TEXT UNDER STUDY |
--- START ---
You need to be careful with inheritance:

>>> class Foo:
    def __eq__(self, other):
        if isinstance(other, self.__class__):
            return self.__dict__ == other.__dict__
        else:
            return False

>>> class Bar(Foo):pass

>>> b = Bar()
>>> f = Foo()
>>> f == b
True
>>> b == f
False

Check types more strictly, like this:

def __eq__(self, other):
    if type(other) is type(self):
        return self.__dict__ == other.__dict__
    return False

Besides that, your approach will work fine, that's what special methods are there for.




ANSWER 2

Score 165


The way you describe is the way I've always done it. Since it's totally generic, you can always break that functionality out into a mixin class and inherit it in classes where you want that functionality.

class CommonEqualityMixin(object):

    def __eq__(self, other):
        return (isinstance(other, self.__class__)
            and self.__dict__ == other.__dict__)

    def __ne__(self, other):
        return not self.__eq__(other)

class Foo(CommonEqualityMixin):

    def __init__(self, item):
        self.item = item



ANSWER 3

Score 18


Not a direct answer but seemed relevant enough to be tacked on as it saves a bit of verbose tedium on occasion. Cut straight from the docs...


functools.total_ordering(cls)

Given a class defining one or more rich comparison ordering methods, this class decorator supplies the rest. This simplifies the effort involved in specifying all of the possible rich comparison operations:

The class must define one of __lt__(), __le__(), __gt__(), or __ge__(). In addition, the class should supply an __eq__() method.
--- END ---
GIVEN RECORDS |
--- START ---
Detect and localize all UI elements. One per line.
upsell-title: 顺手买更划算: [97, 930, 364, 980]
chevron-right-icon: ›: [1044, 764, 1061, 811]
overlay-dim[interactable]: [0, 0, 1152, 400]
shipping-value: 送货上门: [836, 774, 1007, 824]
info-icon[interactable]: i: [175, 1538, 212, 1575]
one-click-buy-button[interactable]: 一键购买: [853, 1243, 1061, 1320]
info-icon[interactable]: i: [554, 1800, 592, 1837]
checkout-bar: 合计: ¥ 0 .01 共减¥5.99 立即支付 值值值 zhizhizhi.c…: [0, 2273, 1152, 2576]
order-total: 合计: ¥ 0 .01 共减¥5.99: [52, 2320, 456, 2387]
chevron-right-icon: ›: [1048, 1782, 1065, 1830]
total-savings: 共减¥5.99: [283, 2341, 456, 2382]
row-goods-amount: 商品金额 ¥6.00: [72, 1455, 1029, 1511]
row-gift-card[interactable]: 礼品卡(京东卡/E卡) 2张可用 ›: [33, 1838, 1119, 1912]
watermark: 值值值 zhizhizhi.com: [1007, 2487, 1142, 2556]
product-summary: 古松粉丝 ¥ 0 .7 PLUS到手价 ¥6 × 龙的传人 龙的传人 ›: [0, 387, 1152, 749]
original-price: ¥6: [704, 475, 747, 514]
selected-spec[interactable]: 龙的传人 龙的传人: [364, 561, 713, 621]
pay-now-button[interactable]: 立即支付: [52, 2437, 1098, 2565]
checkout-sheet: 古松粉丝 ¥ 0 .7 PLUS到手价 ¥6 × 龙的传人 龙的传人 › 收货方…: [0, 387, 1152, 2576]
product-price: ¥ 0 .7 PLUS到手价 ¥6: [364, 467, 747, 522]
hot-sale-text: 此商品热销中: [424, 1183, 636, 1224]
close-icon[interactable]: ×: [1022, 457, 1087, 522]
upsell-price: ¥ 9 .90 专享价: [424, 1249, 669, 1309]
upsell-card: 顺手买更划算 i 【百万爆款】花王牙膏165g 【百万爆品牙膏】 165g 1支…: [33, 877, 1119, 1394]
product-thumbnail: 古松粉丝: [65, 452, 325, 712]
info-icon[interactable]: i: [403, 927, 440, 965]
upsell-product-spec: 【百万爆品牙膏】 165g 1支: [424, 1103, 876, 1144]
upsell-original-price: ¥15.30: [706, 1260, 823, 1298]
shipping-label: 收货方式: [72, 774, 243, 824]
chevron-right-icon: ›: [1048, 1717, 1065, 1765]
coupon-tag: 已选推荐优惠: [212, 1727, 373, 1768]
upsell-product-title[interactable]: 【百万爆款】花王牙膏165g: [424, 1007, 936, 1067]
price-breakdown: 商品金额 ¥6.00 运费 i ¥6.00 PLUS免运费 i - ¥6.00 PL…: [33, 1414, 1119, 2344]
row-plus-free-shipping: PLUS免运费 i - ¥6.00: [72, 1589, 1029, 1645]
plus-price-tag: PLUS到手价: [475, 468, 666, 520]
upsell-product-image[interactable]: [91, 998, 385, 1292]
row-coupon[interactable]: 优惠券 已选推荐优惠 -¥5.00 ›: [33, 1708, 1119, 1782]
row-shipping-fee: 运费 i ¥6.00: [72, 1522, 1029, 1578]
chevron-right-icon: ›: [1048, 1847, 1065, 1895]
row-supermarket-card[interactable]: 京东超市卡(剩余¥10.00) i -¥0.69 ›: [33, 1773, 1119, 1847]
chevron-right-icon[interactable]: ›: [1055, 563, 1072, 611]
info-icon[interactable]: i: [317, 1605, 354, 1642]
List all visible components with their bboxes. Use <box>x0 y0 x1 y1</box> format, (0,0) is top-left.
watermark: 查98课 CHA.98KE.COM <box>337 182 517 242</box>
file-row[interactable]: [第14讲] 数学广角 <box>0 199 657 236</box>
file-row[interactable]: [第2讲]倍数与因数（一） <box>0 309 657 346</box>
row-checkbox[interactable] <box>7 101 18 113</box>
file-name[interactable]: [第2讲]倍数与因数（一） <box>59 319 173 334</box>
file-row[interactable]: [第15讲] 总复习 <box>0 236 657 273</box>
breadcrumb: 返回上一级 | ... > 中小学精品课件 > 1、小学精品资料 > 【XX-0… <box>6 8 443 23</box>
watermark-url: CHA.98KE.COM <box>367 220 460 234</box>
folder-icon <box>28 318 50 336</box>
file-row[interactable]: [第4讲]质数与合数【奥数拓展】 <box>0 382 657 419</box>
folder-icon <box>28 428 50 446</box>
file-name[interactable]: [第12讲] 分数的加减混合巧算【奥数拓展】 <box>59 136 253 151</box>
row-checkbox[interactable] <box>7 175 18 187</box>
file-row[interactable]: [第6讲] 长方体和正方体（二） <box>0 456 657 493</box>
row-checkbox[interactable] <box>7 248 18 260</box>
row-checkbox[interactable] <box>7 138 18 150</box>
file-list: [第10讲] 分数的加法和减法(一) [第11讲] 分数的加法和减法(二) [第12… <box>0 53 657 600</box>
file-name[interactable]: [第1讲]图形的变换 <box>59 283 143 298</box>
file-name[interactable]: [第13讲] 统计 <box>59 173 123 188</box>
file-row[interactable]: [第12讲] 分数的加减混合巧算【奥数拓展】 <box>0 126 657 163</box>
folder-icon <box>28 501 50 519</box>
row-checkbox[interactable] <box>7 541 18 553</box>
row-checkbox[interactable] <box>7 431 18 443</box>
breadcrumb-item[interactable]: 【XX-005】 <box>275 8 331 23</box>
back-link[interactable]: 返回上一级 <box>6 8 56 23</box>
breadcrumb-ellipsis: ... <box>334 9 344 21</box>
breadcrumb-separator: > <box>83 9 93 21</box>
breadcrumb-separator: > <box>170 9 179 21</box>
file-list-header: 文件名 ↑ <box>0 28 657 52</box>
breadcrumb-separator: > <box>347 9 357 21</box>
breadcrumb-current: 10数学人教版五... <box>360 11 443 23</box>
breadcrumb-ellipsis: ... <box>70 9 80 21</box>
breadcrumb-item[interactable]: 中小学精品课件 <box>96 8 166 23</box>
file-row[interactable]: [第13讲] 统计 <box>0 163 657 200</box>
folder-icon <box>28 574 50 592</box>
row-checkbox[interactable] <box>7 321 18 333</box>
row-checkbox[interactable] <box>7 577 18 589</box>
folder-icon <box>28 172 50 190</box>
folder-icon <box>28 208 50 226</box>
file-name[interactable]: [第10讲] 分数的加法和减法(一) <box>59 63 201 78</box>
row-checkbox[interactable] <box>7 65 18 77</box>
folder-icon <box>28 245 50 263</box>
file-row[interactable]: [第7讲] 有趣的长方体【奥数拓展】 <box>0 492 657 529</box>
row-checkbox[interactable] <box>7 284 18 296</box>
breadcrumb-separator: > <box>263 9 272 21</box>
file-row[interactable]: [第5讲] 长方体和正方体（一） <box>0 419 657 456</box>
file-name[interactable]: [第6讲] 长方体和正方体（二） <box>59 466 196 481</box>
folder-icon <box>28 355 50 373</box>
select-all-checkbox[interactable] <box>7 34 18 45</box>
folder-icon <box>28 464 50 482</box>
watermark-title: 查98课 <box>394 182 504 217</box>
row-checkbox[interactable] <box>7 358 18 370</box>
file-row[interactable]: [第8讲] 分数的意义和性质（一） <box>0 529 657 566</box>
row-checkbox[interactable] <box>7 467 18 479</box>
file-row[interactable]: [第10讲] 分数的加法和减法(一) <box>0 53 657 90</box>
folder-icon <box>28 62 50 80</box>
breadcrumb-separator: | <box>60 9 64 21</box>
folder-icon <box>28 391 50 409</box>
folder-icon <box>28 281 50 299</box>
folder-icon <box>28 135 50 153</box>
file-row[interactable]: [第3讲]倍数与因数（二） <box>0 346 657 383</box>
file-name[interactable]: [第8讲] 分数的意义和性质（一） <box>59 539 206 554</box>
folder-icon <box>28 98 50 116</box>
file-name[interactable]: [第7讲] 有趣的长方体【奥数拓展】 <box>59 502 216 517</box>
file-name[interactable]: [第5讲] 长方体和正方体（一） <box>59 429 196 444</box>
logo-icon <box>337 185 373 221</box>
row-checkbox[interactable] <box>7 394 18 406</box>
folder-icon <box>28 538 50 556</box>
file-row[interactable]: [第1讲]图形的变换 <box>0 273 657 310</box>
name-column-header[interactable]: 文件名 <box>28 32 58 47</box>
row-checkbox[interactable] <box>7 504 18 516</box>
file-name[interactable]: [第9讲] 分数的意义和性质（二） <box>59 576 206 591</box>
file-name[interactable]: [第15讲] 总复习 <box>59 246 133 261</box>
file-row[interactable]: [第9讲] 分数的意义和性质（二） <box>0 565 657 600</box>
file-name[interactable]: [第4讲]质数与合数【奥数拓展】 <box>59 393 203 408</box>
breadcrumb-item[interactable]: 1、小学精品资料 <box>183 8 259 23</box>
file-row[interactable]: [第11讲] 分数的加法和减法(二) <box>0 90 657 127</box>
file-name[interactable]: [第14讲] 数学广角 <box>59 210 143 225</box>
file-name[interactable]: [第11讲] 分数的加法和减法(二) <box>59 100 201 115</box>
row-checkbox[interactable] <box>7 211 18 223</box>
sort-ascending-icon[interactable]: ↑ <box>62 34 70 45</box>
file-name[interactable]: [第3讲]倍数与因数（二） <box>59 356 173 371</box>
--- END ---
DIRECTIONS FOR THIS TASK | Continue the Python class-equality text after its final sentence, the one on what the class must define.

ANSWER |
New in version 2.7

@total_ordering
class Student:
    def __eq__(self, other):
        return ((self.lastname.lower(), self.firstname.lower()) ==
                (other.lastname.lower(), other.firstname.lower()))
    def __lt__(self, other):
        return ((self.lastname.lower(), self.firstname.lower()) <
                (other.lastname.lower(), other.firstname.lower()))



ANSWER 4

Score 9


You don't have to override both __eq__ and __ne__ you can override only __cmp__ but this will make an implication on the result of ==, !==, < , > and so on.

is tests for object identity. This means a is b will be True in the case when a and b both hold the reference to the same object. In python you always hold a reference to an object in a variable not the actual object, so essentially for a is b to be true the objects in them should be located in the same memory location. How and most importantly why would you go about overriding this behaviour?

Edit: I didn't know __cmp__ was removed from python 3 so avoid it.